> Written problem: Below is the data. Give it again, complete and exact.
— start Data listing —
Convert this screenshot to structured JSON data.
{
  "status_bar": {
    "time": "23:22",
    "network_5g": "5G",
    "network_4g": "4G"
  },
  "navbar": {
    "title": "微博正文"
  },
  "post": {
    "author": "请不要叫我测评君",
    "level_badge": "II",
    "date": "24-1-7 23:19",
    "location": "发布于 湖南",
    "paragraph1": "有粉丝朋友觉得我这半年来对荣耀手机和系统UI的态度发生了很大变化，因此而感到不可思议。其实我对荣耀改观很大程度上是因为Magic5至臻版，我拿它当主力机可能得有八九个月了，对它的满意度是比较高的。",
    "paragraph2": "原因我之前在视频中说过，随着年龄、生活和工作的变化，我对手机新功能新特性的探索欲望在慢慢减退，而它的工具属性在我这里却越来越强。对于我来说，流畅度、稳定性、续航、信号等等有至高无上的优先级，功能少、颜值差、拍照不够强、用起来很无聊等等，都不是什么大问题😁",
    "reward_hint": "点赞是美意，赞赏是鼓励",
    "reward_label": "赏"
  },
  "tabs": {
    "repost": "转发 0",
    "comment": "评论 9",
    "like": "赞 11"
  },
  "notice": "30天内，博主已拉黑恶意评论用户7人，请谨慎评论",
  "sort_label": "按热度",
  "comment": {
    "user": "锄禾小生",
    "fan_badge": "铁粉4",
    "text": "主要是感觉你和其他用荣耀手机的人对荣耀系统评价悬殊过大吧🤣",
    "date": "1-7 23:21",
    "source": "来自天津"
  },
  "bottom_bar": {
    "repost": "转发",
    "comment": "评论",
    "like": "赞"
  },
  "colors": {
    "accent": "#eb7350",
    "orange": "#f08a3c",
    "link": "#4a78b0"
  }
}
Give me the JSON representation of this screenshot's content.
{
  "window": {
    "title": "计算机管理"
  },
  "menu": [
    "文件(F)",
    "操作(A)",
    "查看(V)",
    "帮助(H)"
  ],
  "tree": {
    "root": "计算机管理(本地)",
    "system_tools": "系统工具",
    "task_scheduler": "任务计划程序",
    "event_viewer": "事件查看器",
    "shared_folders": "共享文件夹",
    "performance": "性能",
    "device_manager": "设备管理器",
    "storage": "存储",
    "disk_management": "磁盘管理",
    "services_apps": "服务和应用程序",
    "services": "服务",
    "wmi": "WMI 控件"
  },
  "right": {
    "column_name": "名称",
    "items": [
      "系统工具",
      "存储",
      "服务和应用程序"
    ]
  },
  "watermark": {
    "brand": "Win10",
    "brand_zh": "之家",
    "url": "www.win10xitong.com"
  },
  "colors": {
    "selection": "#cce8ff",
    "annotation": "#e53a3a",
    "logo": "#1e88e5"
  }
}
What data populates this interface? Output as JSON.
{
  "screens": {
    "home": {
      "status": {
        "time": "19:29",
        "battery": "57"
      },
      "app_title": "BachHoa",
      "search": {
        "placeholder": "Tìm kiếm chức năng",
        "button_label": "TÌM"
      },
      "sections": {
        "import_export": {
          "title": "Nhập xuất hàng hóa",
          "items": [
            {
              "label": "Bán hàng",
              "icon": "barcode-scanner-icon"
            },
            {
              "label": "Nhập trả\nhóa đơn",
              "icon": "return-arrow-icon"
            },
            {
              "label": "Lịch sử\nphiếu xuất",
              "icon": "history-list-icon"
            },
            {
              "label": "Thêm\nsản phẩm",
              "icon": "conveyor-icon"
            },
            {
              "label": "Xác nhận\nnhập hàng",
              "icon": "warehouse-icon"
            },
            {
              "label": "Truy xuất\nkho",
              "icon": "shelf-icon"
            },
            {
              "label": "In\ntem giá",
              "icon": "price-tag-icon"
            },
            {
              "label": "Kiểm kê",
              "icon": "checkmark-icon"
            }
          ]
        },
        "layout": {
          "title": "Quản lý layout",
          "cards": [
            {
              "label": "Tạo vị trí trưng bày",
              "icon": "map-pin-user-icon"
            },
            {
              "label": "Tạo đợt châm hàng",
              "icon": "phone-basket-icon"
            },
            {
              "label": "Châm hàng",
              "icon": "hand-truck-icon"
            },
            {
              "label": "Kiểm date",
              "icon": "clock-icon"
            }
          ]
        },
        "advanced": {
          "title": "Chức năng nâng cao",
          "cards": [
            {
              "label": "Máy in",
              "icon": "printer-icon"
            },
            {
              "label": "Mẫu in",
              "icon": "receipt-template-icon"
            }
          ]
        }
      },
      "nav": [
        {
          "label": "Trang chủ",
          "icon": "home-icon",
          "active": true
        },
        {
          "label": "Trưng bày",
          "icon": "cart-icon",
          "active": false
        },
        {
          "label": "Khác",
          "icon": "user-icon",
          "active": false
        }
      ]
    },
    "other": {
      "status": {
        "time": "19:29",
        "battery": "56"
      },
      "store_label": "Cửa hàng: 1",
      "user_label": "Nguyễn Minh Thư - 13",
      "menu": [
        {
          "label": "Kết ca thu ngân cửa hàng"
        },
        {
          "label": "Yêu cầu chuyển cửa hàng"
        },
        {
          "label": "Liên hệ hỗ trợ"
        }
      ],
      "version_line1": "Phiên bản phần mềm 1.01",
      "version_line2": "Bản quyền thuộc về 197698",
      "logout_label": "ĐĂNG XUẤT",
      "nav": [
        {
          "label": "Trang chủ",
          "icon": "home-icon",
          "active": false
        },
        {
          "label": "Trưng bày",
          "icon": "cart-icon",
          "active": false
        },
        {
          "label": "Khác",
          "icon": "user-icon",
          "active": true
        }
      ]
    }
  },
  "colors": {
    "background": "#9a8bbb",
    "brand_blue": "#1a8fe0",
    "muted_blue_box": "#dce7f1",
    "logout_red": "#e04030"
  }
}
— end Data listing —
> Reply to the exercise:
Convert this screenshot to structured JSON data.
{
  "status_bar": {
    "time": "23:22",
    "network_5g": "5G",
    "network_4g": "4G"
  },
  "navbar": {
    "title": "微博正文"
  },
  "post": {
    "author": "请不要叫我测评君",
    "level_badge": "II",
    "date": "24-1-7 23:19",
    "location": "发布于 湖南",
    "paragraph1": "有粉丝朋友觉得我这半年来对荣耀手机和系统UI的态度发生了很大变化，因此而感到不可思议。其实我对荣耀改观很大程度上是因为Magic5至臻版，我拿它当主力机可能得有八九个月了，对它的满意度是比较高的。",
    "paragraph2": "原因我之前在视频中说过，随着年龄、生活和工作的变化，我对手机新功能新特性的探索欲望在慢慢减退，而它的工具属性在我这里却越来越强。对于我来说，流畅度、稳定性、续航、信号等等有至高无上的优先级，功能少、颜值差、拍照不够强、用起来很无聊等等，都不是什么大问题😁",
    "reward_hint": "点赞是美意，赞赏是鼓励",
    "reward_label": "赏"
  },
  "tabs": {
    "repost": "转发 0",
    "comment": "评论 9",
    "like": "赞 11"
  },
  "notice": "30天内，博主已拉黑恶意评论用户7人，请谨慎评论",
  "sort_label": "按热度",
  "comment": {
    "user": "锄禾小生",
    "fan_badge": "铁粉4",
    "text": "主要是感觉你和其他用荣耀手机的人对荣耀系统评价悬殊过大吧🤣",
    "date": "1-7 23:21",
    "source": "来自天津"
  },
  "bottom_bar": {
    "repost": "转发",
    "comment": "评论",
    "like": "赞"
  },
  "colors": {
    "accent": "#eb7350",
    "orange": "#f08a3c",
    "link": "#4a78b0"
  }
}
Give me the JSON representation of this screenshot's content.
{
  "window": {
    "title": "计算机管理"
  },
  "menu": [
    "文件(F)",
    "操作(A)",
    "查看(V)",
    "帮助(H)"
  ],
  "tree": {
    "root": "计算机管理(本地)",
    "system_tools": "系统工具",
    "task_scheduler": "任务计划程序",
    "event_viewer": "事件查看器",
    "shared_folders": "共享文件夹",
    "performance": "性能",
    "device_manager": "设备管理器",
    "storage": "存储",
    "disk_management": "磁盘管理",
    "services_apps": "服务和应用程序",
    "services": "服务",
    "wmi": "WMI 控件"
  },
  "right": {
    "column_name": "名称",
    "items": [
      "系统工具",
      "存储",
      "服务和应用程序"
    ]
  },
  "watermark": {
    "brand": "Win10",
    "brand_zh": "之家",
    "url": "www.win10xitong.com"
  },
  "colors": {
    "selection": "#cce8ff",
    "annotation": "#e53a3a",
    "logo": "#1e88e5"
  }
}
What data populates this interface? Output as JSON.
{
  "screens": {
    "home": {
      "status": {
        "time": "19:29",
        "battery": "57"
      },
      "app_title": "BachHoa",
      "search": {
        "placeholder": "Tìm kiếm chức năng",
        "button_label": "TÌM"
      },
      "sections": {
        "import_export": {
          "title": "Nhập xuất hàng hóa",
          "items": [
            {
              "label": "Bán hàng",
              "icon": "barcode-scanner-icon"
            },
            {
              "label": "Nhập trả\nhóa đơn",
              "icon": "return-arrow-icon"
            },
            {
              "label": "Lịch sử\nphiếu xuất",
              "icon": "history-list-icon"
            },
            {
              "label": "Thêm\nsản phẩm",
              "icon": "conveyor-icon"
            },
            {
              "label": "Xác nhận\nnhập hàng",
              "icon": "warehouse-icon"
            },
            {
              "label": "Truy xuất\nkho",
              "icon": "shelf-icon"
            },
            {
              "label": "In\ntem giá",
              "icon": "price-tag-icon"
            },
            {
              "label": "Kiểm kê",
              "icon": "checkmark-icon"
            }
          ]
        },
        "layout": {
          "title": "Quản lý layout",
          "cards": [
            {
              "label": "Tạo vị trí trưng bày",
              "icon": "map-pin-user-icon"
            },
            {
              "label": "Tạo đợt châm hàng",
              "icon": "phone-basket-icon"
            },
            {
              "label": "Châm hàng",
              "icon": "hand-truck-icon"
            },
            {
              "label": "Kiểm date",
              "icon": "clock-icon"
            }
          ]
        },
        "advanced": {
          "title": "Chức năng nâng cao",
          "cards": [
            {
              "label": "Máy in",
              "icon": "printer-icon"
            },
            {
              "label": "Mẫu in",
              "icon": "receipt-template-icon"
            }
          ]
        }
      },
      "nav": [
        {
          "label": "Trang chủ",
          "icon": "home-icon",
          "active": true
        },
        {
          "label": "Trưng bày",
          "icon": "cart-icon",
          "active": false
        },
        {
          "label": "Khác",
          "icon": "user-icon",
          "active": false
        }
      ]
    },
    "other": {
      "status": {
        "time": "19:29",
        "battery": "56"
      },
      "store_label": "Cửa hàng: 1",
      "user_label": "Nguyễn Minh Thư - 13",
      "menu": [
        {
          "label": "Kết ca thu ngân cửa hàng"
        },
        {
          "label": "Yêu cầu chuyển cửa hàng"
        },
        {
          "label": "Liên hệ hỗ trợ"
        }
      ],
      "version_line1": "Phiên bản phần mềm 1.01",
      "version_line2": "Bản quyền thuộc về 197698",
      "logout_label": "ĐĂNG XUẤT",
      "nav": [
        {
          "label": "Trang chủ",
          "icon": "home-icon",
          "active": false
        },
        {
          "label": "Trưng bày",
          "icon": "cart-icon",
          "active": false
        },
        {
          "label": "Khác",
          "icon": "user-icon",
          "active": true
        }
      ]
    }
  },
  "colors": {
    "background": "#9a8bbb",
    "brand_blue": "#1a8fe0",
    "muted_blue_box": "#dce7f1",
    "logout_red": "#e04030"
  }
}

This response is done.